Identify each line containing the word "through" and copy it.

* Start Supplied records *

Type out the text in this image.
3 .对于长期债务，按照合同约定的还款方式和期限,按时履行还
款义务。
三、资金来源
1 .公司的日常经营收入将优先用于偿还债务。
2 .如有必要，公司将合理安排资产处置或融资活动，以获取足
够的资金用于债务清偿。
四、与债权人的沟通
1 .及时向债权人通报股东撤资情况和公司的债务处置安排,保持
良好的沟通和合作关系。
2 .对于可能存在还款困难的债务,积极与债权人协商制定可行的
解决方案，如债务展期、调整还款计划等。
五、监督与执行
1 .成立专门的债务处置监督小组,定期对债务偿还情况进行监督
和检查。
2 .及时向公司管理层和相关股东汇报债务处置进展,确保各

* End Supplied records *
* Start Supplied records *

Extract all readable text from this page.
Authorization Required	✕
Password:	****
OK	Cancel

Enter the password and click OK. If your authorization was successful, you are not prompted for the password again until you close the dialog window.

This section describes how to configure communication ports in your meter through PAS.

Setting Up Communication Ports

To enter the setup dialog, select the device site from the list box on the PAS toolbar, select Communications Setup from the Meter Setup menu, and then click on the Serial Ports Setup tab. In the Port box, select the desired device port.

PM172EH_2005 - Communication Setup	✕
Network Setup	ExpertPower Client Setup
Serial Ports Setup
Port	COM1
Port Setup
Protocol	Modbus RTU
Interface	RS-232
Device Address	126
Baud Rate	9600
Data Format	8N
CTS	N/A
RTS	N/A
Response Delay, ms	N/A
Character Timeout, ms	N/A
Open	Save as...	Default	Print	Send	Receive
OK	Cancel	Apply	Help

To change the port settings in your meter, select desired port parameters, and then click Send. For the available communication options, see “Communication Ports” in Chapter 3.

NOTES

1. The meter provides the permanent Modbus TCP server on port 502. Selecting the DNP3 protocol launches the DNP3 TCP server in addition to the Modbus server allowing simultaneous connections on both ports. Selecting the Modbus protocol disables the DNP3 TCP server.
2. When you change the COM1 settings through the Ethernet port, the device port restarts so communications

* End Supplied records *

The result
This section describes how to configure communication ports in your meter through PAS.
2. When you change the COM1 settings through the Ethernet port, the device port restarts so communications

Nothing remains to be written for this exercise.